◆ Exercise objective: The answer should be a single number: how many lines of the entries below hold the word "JSON".

◆ Exercise data:
--- start ---

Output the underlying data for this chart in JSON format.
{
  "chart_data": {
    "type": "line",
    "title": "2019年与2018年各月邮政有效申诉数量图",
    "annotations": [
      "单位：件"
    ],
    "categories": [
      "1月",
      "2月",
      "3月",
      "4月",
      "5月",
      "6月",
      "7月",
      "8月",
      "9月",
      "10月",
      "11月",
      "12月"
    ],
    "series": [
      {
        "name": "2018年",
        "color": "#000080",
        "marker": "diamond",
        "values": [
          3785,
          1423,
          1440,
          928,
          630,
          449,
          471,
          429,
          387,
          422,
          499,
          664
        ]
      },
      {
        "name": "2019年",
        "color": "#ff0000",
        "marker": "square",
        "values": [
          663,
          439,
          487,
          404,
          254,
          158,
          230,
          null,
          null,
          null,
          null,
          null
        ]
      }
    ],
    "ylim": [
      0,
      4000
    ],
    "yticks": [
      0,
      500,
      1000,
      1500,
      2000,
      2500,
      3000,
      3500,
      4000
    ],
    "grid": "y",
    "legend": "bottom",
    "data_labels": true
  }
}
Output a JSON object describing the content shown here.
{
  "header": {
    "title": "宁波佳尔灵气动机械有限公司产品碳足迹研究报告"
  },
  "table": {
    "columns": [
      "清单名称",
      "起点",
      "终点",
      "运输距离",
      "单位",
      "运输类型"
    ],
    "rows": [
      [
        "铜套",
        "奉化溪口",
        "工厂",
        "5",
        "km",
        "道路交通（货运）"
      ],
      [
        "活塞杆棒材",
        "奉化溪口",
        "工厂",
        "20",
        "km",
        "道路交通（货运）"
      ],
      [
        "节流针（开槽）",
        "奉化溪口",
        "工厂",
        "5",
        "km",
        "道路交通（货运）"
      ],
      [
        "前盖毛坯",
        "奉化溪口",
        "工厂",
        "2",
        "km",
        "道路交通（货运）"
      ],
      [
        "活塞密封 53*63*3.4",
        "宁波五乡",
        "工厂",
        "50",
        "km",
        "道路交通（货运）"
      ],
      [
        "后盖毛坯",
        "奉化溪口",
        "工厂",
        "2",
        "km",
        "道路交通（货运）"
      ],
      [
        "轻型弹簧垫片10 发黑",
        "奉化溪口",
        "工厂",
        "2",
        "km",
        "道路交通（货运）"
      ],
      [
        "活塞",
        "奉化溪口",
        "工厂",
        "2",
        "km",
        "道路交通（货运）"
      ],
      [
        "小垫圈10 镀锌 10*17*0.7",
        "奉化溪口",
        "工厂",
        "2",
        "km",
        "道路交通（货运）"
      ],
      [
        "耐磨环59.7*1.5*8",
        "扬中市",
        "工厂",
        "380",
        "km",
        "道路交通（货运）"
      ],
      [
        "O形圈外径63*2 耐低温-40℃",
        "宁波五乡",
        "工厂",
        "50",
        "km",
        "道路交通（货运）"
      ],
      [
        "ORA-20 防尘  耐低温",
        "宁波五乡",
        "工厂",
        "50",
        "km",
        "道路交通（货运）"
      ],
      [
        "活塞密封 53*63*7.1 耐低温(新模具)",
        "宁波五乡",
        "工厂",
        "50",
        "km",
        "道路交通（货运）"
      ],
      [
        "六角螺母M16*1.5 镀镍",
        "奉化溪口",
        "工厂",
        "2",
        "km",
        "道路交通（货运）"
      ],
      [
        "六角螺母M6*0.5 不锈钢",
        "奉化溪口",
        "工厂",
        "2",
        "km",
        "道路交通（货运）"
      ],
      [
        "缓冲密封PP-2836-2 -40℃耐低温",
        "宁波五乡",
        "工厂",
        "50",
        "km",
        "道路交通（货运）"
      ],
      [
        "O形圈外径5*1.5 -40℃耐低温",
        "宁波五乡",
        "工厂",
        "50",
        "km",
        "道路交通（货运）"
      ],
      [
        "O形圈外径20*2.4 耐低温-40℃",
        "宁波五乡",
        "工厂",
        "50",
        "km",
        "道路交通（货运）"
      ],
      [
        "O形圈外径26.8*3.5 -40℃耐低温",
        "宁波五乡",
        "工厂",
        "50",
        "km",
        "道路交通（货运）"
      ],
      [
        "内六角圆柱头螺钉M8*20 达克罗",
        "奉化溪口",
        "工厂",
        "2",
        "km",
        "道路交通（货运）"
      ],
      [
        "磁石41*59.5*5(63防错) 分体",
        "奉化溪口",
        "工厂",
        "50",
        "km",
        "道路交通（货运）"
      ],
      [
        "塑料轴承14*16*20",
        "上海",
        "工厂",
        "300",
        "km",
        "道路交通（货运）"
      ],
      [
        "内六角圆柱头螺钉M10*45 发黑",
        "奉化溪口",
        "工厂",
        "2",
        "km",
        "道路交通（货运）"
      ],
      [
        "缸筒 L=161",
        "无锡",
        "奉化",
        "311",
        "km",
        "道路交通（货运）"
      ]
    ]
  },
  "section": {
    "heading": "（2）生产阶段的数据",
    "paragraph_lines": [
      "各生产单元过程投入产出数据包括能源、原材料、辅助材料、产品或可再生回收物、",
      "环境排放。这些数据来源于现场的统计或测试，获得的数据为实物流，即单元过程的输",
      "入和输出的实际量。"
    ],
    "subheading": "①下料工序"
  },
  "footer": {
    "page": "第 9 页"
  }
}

--- end ---

◆ Full output: 2